Figure dataset records
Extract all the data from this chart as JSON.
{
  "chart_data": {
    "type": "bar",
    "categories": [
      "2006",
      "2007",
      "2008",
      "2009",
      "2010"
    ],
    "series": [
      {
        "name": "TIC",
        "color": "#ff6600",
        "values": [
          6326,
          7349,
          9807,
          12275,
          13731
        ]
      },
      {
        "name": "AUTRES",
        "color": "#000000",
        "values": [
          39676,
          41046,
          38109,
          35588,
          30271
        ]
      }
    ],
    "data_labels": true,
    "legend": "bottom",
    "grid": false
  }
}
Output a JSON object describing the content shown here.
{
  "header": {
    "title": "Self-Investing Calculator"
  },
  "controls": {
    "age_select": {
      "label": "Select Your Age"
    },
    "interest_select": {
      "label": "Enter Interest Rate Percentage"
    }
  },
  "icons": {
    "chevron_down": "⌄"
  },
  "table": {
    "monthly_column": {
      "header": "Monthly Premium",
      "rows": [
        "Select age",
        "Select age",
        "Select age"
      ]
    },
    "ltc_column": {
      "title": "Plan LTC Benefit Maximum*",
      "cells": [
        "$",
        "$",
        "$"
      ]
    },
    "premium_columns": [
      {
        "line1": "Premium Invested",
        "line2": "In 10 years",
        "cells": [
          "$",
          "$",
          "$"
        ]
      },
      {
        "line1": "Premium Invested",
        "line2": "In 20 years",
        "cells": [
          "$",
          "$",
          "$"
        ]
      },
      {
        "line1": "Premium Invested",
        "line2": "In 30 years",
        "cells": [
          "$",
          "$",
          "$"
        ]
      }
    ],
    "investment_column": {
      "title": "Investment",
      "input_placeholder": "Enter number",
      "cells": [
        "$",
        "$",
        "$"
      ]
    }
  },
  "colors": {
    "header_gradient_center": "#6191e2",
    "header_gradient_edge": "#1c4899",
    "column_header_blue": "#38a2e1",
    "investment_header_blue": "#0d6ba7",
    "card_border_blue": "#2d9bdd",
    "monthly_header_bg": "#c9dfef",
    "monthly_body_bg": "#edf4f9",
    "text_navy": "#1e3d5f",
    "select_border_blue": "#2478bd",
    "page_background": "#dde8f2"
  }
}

• Task description: Copy every line of the entries above in which "JSON" occurs.

• Solution to this exercise:
Extract all the data from this chart as JSON.
Output a JSON object describing the content shown here.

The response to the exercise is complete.